WORK TO DO: Please say how many lines of the listing hold "name", with no other words in the answer.

DATASET:
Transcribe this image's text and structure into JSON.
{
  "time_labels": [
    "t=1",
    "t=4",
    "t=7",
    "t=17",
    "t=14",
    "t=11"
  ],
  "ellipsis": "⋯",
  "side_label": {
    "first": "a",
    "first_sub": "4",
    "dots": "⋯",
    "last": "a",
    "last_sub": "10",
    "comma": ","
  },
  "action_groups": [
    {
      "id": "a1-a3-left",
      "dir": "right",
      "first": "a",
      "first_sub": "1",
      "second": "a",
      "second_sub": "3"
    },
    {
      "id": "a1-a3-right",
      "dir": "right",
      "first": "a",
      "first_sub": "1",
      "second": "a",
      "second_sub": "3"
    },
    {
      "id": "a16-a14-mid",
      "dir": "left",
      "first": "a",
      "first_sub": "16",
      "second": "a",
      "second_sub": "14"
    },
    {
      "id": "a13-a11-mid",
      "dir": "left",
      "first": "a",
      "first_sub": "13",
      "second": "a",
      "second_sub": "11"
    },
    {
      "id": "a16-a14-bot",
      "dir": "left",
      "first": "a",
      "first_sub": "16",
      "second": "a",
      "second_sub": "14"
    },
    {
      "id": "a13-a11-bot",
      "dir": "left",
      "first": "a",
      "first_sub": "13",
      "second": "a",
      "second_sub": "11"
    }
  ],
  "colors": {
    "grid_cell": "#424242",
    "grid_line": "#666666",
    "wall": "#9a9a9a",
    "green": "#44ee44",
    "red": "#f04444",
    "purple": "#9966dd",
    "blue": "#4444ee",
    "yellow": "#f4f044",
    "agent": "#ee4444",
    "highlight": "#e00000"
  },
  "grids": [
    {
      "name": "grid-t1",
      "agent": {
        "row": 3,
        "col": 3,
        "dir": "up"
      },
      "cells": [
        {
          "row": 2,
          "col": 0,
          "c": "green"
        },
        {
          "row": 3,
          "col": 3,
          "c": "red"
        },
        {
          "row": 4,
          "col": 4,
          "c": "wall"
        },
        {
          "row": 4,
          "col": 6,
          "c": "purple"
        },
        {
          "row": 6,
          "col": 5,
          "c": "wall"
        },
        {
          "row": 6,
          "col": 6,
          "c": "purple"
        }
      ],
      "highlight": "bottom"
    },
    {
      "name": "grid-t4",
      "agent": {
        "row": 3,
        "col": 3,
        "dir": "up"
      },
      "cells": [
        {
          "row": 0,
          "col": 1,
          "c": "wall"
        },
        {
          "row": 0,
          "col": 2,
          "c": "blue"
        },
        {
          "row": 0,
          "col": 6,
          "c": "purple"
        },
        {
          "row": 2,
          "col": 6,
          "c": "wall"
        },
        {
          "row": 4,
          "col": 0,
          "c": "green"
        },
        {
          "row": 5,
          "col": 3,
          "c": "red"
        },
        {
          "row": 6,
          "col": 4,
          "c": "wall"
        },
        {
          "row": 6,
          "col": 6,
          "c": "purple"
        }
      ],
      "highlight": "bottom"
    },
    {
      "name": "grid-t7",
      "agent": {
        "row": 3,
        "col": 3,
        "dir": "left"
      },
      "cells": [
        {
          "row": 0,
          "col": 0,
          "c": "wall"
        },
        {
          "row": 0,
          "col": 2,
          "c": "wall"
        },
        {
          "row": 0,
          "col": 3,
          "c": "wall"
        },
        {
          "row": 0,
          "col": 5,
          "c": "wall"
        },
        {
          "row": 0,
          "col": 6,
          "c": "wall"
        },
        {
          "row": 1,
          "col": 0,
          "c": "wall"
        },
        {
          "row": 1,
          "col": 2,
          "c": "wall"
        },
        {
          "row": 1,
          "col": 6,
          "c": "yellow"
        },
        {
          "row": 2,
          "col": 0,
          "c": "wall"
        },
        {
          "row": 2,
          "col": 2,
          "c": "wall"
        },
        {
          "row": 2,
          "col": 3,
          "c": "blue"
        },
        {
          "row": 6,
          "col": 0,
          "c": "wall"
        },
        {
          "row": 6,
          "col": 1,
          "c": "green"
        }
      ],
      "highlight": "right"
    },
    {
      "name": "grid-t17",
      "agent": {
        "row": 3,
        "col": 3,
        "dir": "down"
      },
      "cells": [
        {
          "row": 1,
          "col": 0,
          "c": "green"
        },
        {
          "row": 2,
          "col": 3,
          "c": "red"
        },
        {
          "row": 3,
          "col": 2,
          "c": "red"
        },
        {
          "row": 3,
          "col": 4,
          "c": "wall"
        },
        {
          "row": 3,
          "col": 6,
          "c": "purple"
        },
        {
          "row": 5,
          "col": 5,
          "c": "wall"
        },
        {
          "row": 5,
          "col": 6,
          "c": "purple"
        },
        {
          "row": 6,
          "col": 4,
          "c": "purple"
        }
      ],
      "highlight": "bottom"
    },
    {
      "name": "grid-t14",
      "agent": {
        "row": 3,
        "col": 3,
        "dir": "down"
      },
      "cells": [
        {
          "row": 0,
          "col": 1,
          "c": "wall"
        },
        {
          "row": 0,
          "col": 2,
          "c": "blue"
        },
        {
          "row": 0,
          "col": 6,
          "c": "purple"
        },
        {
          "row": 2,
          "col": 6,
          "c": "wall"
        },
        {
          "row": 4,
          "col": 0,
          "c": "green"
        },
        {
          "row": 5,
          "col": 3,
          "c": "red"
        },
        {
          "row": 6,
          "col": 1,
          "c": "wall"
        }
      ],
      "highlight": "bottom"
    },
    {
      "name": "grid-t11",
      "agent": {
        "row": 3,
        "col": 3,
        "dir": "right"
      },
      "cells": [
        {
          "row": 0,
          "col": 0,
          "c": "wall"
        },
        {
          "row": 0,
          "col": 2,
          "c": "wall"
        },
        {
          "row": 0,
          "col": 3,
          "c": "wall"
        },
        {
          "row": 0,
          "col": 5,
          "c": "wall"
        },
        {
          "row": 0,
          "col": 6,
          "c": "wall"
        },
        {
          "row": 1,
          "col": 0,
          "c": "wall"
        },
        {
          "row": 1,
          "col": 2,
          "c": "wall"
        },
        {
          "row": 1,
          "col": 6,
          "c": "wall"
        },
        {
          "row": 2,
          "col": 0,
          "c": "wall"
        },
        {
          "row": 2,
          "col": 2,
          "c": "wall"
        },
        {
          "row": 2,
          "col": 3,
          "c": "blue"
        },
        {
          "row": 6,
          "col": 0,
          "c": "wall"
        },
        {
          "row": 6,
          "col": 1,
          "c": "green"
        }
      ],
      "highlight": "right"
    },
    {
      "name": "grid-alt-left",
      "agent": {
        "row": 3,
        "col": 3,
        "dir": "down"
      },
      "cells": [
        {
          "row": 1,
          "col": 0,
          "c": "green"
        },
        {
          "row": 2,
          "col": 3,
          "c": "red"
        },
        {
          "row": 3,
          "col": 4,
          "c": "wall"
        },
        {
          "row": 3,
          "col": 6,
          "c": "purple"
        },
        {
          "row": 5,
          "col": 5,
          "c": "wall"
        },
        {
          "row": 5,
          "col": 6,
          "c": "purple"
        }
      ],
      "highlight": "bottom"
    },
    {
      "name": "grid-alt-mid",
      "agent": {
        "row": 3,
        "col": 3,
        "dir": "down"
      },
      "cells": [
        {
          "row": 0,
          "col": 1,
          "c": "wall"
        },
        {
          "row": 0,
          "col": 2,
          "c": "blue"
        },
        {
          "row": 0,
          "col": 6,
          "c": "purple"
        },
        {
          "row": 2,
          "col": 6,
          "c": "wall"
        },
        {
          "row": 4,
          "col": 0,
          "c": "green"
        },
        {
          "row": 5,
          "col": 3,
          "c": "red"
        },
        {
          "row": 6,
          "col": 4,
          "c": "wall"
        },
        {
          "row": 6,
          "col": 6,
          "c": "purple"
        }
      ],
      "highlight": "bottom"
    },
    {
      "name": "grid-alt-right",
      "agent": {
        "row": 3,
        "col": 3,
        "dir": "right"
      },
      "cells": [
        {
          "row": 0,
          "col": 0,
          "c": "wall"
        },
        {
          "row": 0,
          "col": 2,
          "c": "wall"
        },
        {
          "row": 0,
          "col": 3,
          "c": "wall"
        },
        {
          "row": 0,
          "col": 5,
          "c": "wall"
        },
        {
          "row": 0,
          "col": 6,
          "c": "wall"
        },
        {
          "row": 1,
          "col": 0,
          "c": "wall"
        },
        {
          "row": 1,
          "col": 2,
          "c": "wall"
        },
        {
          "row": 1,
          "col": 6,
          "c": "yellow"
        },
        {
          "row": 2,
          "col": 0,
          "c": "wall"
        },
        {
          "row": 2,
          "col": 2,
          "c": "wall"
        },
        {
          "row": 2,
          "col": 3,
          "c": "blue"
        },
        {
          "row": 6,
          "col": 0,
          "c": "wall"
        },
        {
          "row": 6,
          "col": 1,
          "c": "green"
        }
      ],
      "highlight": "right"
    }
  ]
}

SOLVED PROBLEM: 9